[Start TASK INPUTS]

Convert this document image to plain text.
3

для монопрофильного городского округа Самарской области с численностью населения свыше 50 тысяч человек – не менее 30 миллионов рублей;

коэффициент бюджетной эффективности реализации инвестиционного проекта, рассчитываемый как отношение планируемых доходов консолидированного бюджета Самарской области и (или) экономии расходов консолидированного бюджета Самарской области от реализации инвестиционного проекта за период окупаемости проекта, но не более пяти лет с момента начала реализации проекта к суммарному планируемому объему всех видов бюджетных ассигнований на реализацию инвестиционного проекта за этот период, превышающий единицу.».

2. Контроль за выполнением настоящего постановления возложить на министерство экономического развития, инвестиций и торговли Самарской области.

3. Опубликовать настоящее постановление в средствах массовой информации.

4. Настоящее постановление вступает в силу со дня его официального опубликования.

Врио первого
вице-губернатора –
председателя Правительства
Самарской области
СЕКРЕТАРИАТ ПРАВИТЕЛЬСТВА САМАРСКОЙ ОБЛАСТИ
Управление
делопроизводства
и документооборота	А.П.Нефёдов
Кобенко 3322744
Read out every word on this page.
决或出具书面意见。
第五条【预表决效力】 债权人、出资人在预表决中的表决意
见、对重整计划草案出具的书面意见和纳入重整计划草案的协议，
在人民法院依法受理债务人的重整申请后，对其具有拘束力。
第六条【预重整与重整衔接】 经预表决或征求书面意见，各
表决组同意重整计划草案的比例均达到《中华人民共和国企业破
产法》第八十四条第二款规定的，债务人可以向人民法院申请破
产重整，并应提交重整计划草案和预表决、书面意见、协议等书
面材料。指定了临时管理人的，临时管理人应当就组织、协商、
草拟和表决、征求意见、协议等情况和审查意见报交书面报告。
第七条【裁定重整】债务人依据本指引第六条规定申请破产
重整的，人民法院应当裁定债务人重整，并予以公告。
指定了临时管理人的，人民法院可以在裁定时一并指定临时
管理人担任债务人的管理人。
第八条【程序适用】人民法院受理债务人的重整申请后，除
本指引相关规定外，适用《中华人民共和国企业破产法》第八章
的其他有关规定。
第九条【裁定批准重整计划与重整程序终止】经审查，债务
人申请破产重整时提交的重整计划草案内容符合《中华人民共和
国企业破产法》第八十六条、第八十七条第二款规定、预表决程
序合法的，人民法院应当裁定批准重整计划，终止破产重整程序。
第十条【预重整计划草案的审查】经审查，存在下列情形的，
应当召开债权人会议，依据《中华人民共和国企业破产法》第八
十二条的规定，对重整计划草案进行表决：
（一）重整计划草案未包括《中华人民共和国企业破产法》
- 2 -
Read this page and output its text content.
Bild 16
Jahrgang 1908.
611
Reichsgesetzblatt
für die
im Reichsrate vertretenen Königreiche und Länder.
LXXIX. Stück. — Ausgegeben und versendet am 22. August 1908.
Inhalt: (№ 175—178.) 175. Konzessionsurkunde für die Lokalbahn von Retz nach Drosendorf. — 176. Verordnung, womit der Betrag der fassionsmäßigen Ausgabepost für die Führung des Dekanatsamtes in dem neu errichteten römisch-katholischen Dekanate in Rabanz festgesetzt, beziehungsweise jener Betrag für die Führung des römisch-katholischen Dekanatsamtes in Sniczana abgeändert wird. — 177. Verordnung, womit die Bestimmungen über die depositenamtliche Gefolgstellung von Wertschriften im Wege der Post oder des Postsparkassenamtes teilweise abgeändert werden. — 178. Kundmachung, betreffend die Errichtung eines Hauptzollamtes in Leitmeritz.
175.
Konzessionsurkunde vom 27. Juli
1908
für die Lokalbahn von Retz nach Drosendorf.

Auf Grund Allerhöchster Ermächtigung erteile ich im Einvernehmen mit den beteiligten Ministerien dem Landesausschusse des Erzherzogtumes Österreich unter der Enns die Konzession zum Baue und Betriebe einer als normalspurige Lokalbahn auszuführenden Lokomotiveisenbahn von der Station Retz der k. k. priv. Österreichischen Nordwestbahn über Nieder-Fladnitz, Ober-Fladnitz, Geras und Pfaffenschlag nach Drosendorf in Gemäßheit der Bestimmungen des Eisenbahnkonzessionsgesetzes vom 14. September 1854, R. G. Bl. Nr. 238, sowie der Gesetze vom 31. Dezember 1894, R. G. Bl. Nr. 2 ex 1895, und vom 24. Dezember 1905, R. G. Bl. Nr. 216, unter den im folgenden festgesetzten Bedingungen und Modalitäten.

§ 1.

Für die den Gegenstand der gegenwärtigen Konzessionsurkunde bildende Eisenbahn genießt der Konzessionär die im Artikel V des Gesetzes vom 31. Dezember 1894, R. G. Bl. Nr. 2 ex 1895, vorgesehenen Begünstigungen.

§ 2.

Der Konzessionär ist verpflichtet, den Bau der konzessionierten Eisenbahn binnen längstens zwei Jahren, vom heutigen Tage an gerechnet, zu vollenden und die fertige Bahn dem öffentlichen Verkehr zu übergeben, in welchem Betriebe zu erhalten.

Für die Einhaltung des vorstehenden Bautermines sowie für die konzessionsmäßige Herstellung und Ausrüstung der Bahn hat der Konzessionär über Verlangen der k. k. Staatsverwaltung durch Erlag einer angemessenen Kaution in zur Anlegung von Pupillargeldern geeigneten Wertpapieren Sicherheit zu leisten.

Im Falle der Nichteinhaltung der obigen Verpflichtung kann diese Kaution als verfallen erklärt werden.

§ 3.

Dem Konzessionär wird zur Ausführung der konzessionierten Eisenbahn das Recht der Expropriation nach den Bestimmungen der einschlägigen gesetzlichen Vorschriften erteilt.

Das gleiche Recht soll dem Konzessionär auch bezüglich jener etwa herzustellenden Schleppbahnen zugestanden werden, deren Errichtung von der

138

[End TASK INPUTS]

SHORT TASK
Without omitting anything, output the entries exactly.

EXPECTED ANSWER
Convert this document image to plain text.
3

для монопрофильного городского округа Самарской области с численностью населения свыше 50 тысяч человек – не менее 30 миллионов рублей;

коэффициент бюджетной эффективности реализации инвестиционного проекта, рассчитываемый как отношение планируемых доходов консолидированного бюджета Самарской области и (или) экономии расходов консолидированного бюджета Самарской области от реализации инвестиционного проекта за период окупаемости проекта, но не более пяти лет с момента начала реализации проекта к суммарному планируемому объему всех видов бюджетных ассигнований на реализацию инвестиционного проекта за этот период, превышающий единицу.».

2. Контроль за выполнением настоящего постановления возложить на министерство экономического развития, инвестиций и торговли Самарской области.

3. Опубликовать настоящее постановление в средствах массовой информации.

4. Настоящее постановление вступает в силу со дня его официального опубликования.

Врио первого
вице-губернатора –
председателя Правительства
Самарской области
СЕКРЕТАРИАТ ПРАВИТЕЛЬСТВА САМАРСКОЙ ОБЛАСТИ
Управление
делопроизводства
и документооборота	А.П.Нефёдов
Кобенко 3322744
Read out every word on this page.
决或出具书面意见。
第五条【预表决效力】 债权人、出资人在预表决中的表决意
见、对重整计划草案出具的书面意见和纳入重整计划草案的协议，
在人民法院依法受理债务人的重整申请后，对其具有拘束力。
第六条【预重整与重整衔接】 经预表决或征求书面意见，各
表决组同意重整计划草案的比例均达到《中华人民共和国企业破
产法》第八十四条第二款规定的，债务人可以向人民法院申请破
产重整，并应提交重整计划草案和预表决、书面意见、协议等书
面材料。指定了临时管理人的，临时管理人应当就组织、协商、
草拟和表决、征求意见、协议等情况和审查意见报交书面报告。
第七条【裁定重整】债务人依据本指引第六条规定申请破产
重整的，人民法院应当裁定债务人重整，并予以公告。
指定了临时管理人的，人民法院可以在裁定时一并指定临时
管理人担任债务人的管理人。
第八条【程序适用】人民法院受理债务人的重整申请后，除
本指引相关规定外，适用《中华人民共和国企业破产法》第八章
的其他有关规定。
第九条【裁定批准重整计划与重整程序终止】经审查，债务
人申请破产重整时提交的重整计划草案内容符合《中华人民共和
国企业破产法》第八十六条、第八十七条第二款规定、预表决程
序合法的，人民法院应当裁定批准重整计划，终止破产重整程序。
第十条【预重整计划草案的审查】经审查，存在下列情形的，
应当召开债权人会议，依据《中华人民共和国企业破产法》第八
十二条的规定，对重整计划草案进行表决：
（一）重整计划草案未包括《中华人民共和国企业破产法》
- 2 -
Read this page and output its text content.
Bild 16
Jahrgang 1908.
611
Reichsgesetzblatt
für die
im Reichsrate vertretenen Königreiche und Länder.
LXXIX. Stück. — Ausgegeben und versendet am 22. August 1908.
Inhalt: (№ 175—178.) 175. Konzessionsurkunde für die Lokalbahn von Retz nach Drosendorf. — 176. Verordnung, womit der Betrag der fassionsmäßigen Ausgabepost für die Führung des Dekanatsamtes in dem neu errichteten römisch-katholischen Dekanate in Rabanz festgesetzt, beziehungsweise jener Betrag für die Führung des römisch-katholischen Dekanatsamtes in Sniczana abgeändert wird. — 177. Verordnung, womit die Bestimmungen über die depositenamtliche Gefolgstellung von Wertschriften im Wege der Post oder des Postsparkassenamtes teilweise abgeändert werden. — 178. Kundmachung, betreffend die Errichtung eines Hauptzollamtes in Leitmeritz.
175.
Konzessionsurkunde vom 27. Juli
1908
für die Lokalbahn von Retz nach Drosendorf.

Auf Grund Allerhöchster Ermächtigung erteile ich im Einvernehmen mit den beteiligten Ministerien dem Landesausschusse des Erzherzogtumes Österreich unter der Enns die Konzession zum Baue und Betriebe einer als normalspurige Lokalbahn auszuführenden Lokomotiveisenbahn von der Station Retz der k. k. priv. Österreichischen Nordwestbahn über Nieder-Fladnitz, Ober-Fladnitz, Geras und Pfaffenschlag nach Drosendorf in Gemäßheit der Bestimmungen des Eisenbahnkonzessionsgesetzes vom 14. September 1854, R. G. Bl. Nr. 238, sowie der Gesetze vom 31. Dezember 1894, R. G. Bl. Nr. 2 ex 1895, und vom 24. Dezember 1905, R. G. Bl. Nr. 216, unter den im folgenden festgesetzten Bedingungen und Modalitäten.

§ 1.

Für die den Gegenstand der gegenwärtigen Konzessionsurkunde bildende Eisenbahn genießt der Konzessionär die im Artikel V des Gesetzes vom 31. Dezember 1894, R. G. Bl. Nr. 2 ex 1895, vorgesehenen Begünstigungen.

§ 2.

Der Konzessionär ist verpflichtet, den Bau der konzessionierten Eisenbahn binnen längstens zwei Jahren, vom heutigen Tage an gerechnet, zu vollenden und die fertige Bahn dem öffentlichen Verkehr zu übergeben, in welchem Betriebe zu erhalten.

Für die Einhaltung des vorstehenden Bautermines sowie für die konzessionsmäßige Herstellung und Ausrüstung der Bahn hat der Konzessionär über Verlangen der k. k. Staatsverwaltung durch Erlag einer angemessenen Kaution in zur Anlegung von Pupillargeldern geeigneten Wertpapieren Sicherheit zu leisten.

Im Falle der Nichteinhaltung der obigen Verpflichtung kann diese Kaution als verfallen erklärt werden.

§ 3.

Dem Konzessionär wird zur Ausführung der konzessionierten Eisenbahn das Recht der Expropriation nach den Bestimmungen der einschlägigen gesetzlichen Vorschriften erteilt.

Das gleiche Recht soll dem Konzessionär auch bezüglich jener etwa herzustellenden Schleppbahnen zugestanden werden, deren Errichtung von der

138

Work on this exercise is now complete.